Excerpt from a dataset:
.....

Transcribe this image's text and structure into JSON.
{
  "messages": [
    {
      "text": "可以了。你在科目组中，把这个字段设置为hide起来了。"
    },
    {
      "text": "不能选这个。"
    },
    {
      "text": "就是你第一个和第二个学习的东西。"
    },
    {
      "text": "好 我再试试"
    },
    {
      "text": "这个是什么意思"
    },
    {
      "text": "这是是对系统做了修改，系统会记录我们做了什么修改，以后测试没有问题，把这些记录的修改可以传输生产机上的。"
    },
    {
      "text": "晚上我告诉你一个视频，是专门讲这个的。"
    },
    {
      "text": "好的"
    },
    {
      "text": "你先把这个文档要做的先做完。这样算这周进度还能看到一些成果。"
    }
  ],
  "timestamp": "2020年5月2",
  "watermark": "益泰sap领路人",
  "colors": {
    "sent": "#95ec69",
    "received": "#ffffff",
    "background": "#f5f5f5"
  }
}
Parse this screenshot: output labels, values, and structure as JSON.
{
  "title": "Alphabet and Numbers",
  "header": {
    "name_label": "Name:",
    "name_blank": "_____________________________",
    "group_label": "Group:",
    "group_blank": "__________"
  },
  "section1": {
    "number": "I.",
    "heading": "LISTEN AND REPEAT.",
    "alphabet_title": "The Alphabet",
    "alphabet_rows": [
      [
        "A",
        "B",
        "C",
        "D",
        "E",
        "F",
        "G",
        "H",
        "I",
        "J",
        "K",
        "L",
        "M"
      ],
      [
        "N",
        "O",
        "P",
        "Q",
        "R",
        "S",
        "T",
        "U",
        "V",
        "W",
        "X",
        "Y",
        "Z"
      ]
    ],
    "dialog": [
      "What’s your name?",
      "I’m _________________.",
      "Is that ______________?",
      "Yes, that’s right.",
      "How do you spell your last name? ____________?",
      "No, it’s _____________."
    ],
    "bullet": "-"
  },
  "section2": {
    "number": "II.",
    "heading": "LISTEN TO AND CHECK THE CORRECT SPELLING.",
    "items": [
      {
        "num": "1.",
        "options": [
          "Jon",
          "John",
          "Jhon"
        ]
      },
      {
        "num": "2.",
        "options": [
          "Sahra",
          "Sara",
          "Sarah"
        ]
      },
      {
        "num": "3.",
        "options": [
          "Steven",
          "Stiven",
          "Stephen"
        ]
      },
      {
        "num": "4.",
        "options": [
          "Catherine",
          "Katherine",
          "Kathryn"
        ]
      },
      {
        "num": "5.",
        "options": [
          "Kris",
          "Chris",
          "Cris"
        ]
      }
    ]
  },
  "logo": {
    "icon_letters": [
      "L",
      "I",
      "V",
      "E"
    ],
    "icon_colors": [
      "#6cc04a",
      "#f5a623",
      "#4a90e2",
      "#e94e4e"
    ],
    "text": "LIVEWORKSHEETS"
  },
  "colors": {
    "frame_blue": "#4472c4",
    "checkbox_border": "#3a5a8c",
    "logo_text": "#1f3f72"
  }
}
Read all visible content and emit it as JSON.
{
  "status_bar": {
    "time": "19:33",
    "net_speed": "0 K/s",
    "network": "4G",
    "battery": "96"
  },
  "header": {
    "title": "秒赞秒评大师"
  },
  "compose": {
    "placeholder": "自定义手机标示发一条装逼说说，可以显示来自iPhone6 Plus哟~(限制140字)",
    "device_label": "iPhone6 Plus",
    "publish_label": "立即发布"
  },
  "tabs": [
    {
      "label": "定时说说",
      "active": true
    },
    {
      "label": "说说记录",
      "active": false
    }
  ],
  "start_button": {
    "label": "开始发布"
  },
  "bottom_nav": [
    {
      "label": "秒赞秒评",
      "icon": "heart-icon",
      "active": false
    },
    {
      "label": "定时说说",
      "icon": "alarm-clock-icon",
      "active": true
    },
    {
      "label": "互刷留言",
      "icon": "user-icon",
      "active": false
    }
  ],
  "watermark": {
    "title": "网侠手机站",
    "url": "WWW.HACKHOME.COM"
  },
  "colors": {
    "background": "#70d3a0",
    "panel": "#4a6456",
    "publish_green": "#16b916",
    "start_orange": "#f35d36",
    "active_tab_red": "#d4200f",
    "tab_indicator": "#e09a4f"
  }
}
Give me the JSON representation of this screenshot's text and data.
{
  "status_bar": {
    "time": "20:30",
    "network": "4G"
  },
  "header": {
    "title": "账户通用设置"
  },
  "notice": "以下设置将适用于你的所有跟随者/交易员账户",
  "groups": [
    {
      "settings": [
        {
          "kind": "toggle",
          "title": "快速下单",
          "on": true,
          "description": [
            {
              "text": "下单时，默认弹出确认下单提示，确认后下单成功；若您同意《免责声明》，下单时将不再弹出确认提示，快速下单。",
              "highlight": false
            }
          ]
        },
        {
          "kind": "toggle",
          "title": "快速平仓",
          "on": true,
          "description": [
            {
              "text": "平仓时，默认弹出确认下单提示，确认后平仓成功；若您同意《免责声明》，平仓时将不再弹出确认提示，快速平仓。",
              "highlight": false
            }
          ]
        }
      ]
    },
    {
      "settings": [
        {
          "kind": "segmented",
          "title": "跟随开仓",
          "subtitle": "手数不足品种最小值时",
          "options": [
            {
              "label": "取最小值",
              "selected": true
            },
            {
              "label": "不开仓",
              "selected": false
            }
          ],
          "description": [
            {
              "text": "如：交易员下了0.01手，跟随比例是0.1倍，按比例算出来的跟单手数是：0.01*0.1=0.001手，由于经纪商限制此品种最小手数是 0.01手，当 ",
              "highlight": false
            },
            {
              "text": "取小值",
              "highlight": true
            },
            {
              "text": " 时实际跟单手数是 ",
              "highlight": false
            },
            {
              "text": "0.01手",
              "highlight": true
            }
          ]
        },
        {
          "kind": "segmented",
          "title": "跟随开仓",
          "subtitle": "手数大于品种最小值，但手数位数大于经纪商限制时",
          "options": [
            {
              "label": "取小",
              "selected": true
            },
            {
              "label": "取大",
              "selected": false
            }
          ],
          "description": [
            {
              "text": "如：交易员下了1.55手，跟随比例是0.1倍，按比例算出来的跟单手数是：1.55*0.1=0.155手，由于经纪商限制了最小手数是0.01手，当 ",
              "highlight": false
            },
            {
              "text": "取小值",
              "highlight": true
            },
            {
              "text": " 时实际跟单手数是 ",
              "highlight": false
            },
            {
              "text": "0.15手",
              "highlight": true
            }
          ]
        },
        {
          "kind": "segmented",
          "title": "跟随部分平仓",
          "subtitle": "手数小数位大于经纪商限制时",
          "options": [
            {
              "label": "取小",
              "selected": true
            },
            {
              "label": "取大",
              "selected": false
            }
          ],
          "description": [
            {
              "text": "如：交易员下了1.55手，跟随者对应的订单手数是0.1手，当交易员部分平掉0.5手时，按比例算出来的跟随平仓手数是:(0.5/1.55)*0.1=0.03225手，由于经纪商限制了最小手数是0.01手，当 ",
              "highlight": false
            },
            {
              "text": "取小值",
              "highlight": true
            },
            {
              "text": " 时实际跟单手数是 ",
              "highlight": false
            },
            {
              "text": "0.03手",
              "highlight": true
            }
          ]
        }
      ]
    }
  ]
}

.....

Your task is to transcribe the listing above in full, exactly as given.

Transcribe this image's text and structure into JSON.
{
  "messages": [
    {
      "text": "可以了。你在科目组中，把这个字段设置为hide起来了。"
    },
    {
      "text": "不能选这个。"
    },
    {
      "text": "就是你第一个和第二个学习的东西。"
    },
    {
      "text": "好 我再试试"
    },
    {
      "text": "这个是什么意思"
    },
    {
      "text": "这是是对系统做了修改，系统会记录我们做了什么修改，以后测试没有问题，把这些记录的修改可以传输生产机上的。"
    },
    {
      "text": "晚上我告诉你一个视频，是专门讲这个的。"
    },
    {
      "text": "好的"
    },
    {
      "text": "你先把这个文档要做的先做完。这样算这周进度还能看到一些成果。"
    }
  ],
  "timestamp": "2020年5月2",
  "watermark": "益泰sap领路人",
  "colors": {
    "sent": "#95ec69",
    "received": "#ffffff",
    "background": "#f5f5f5"
  }
}
Parse this screenshot: output labels, values, and structure as JSON.
{
  "title": "Alphabet and Numbers",
  "header": {
    "name_label": "Name:",
    "name_blank": "_____________________________",
    "group_label": "Group:",
    "group_blank": "__________"
  },
  "section1": {
    "number": "I.",
    "heading": "LISTEN AND REPEAT.",
    "alphabet_title": "The Alphabet",
    "alphabet_rows": [
      [
        "A",
        "B",
        "C",
        "D",
        "E",
        "F",
        "G",
        "H",
        "I",
        "J",
        "K",
        "L",
        "M"
      ],
      [
        "N",
        "O",
        "P",
        "Q",
        "R",
        "S",
        "T",
        "U",
        "V",
        "W",
        "X",
        "Y",
        "Z"
      ]
    ],
    "dialog": [
      "What’s your name?",
      "I’m _________________.",
      "Is that ______________?",
      "Yes, that’s right.",
      "How do you spell your last name? ____________?",
      "No, it’s _____________."
    ],
    "bullet": "-"
  },
  "section2": {
    "number": "II.",
    "heading": "LISTEN TO AND CHECK THE CORRECT SPELLING.",
    "items": [
      {
        "num": "1.",
        "options": [
          "Jon",
          "John",
          "Jhon"
        ]
      },
      {
        "num": "2.",
        "options": [
          "Sahra",
          "Sara",
          "Sarah"
        ]
      },
      {
        "num": "3.",
        "options": [
          "Steven",
          "Stiven",
          "Stephen"
        ]
      },
      {
        "num": "4.",
        "options": [
          "Catherine",
          "Katherine",
          "Kathryn"
        ]
      },
      {
        "num": "5.",
        "options": [
          "Kris",
          "Chris",
          "Cris"
        ]
      }
    ]
  },
  "logo": {
    "icon_letters": [
      "L",
      "I",
      "V",
      "E"
    ],
    "icon_colors": [
      "#6cc04a",
      "#f5a623",
      "#4a90e2",
      "#e94e4e"
    ],
    "text": "LIVEWORKSHEETS"
  },
  "colors": {
    "frame_blue": "#4472c4",
    "checkbox_border": "#3a5a8c",
    "logo_text": "#1f3f72"
  }
}
Read all visible content and emit it as JSON.
{
  "status_bar": {
    "time": "19:33",
    "net_speed": "0 K/s",
    "network": "4G",
    "battery": "96"
  },
  "header": {
    "title": "秒赞秒评大师"
  },
  "compose": {
    "placeholder": "自定义手机标示发一条装逼说说，可以显示来自iPhone6 Plus哟~(限制140字)",
    "device_label": "iPhone6 Plus",
    "publish_label": "立即发布"
  },
  "tabs": [
    {
      "label": "定时说说",
      "active": true
    },
    {
      "label": "说说记录",
      "active": false
    }
  ],
  "start_button": {
    "label": "开始发布"
  },
  "bottom_nav": [
    {
      "label": "秒赞秒评",
      "icon": "heart-icon",
      "active": false
    },
    {
      "label": "定时说说",
      "icon": "alarm-clock-icon",
      "active": true
    },
    {
      "label": "互刷留言",
      "icon": "user-icon",
      "active": false
    }
  ],
  "watermark": {
    "title": "网侠手机站",
    "url": "WWW.HACKHOME.COM"
  },
  "colors": {
    "background": "#70d3a0",
    "panel": "#4a6456",
    "publish_green": "#16b916",
    "start_orange": "#f35d36",
    "active_tab_red": "#d4200f",
    "tab_indicator": "#e09a4f"
  }
}
Give me the JSON representation of this screenshot's text and data.
{
  "status_bar": {
    "time": "20:30",
    "network": "4G"
  },
  "header": {
    "title": "账户通用设置"
  },
  "notice": "以下设置将适用于你的所有跟随者/交易员账户",
  "groups": [
    {
      "settings": [
        {
          "kind": "toggle",
          "title": "快速下单",
          "on": true,
          "description": [
            {
              "text": "下单时，默认弹出确认下单提示，确认后下单成功；若您同意《免责声明》，下单时将不再弹出确认提示，快速下单。",
              "highlight": false
            }
          ]
        },
        {
          "kind": "toggle",
          "title": "快速平仓",
          "on": true,
          "description": [
            {
              "text": "平仓时，默认弹出确认下单提示，确认后平仓成功；若您同意《免责声明》，平仓时将不再弹出确认提示，快速平仓。",
              "highlight": false
            }
          ]
        }
      ]
    },
    {
      "settings": [
        {
          "kind": "segmented",
          "title": "跟随开仓",
          "subtitle": "手数不足品种最小值时",
          "options": [
            {
              "label": "取最小值",
              "selected": true
            },
            {
              "label": "不开仓",
              "selected": false
            }
          ],
          "description": [
            {
              "text": "如：交易员下了0.01手，跟随比例是0.1倍，按比例算出来的跟单手数是：0.01*0.1=0.001手，由于经纪商限制此品种最小手数是 0.01手，当 ",
              "highlight": false
            },
            {
              "text": "取小值",
              "highlight": true
            },
            {
              "text": " 时实际跟单手数是 ",
              "highlight": false
            },
            {
              "text": "0.01手",
              "highlight": true
            }
          ]
        },
        {
          "kind": "segmented",
          "title": "跟随开仓",
          "subtitle": "手数大于品种最小值，但手数位数大于经纪商限制时",
          "options": [
            {
              "label": "取小",
              "selected": true
            },
            {
              "label": "取大",
              "selected": false
            }
          ],
          "description": [
            {
              "text": "如：交易员下了1.55手，跟随比例是0.1倍，按比例算出来的跟单手数是：1.55*0.1=0.155手，由于经纪商限制了最小手数是0.01手，当 ",
              "highlight": false
            },
            {
              "text": "取小值",
              "highlight": true
            },
            {
              "text": " 时实际跟单手数是 ",
              "highlight": false
            },
            {
              "text": "0.15手",
              "highlight": true
            }
          ]
        },
        {
          "kind": "segmented",
          "title": "跟随部分平仓",
          "subtitle": "手数小数位大于经纪商限制时",
          "options": [
            {
              "label": "取小",
              "selected": true
            },
            {
              "label": "取大",
              "selected": false
            }
          ],
          "description": [
            {
              "text": "如：交易员下了1.55手，跟随者对应的订单手数是0.1手，当交易员部分平掉0.5手时，按比例算出来的跟随平仓手数是:(0.5/1.55)*0.1=0.03225手，由于经纪商限制了最小手数是0.01手，当 ",
              "highlight": false
            },
            {
              "text": "取小值",
              "highlight": true
            },
            {
              "text": " 时实际跟单手数是 ",
              "highlight": false
            },
            {
              "text": "0.03手",
              "highlight": true
            }
          ]
        }
      ]
    }
  ]
}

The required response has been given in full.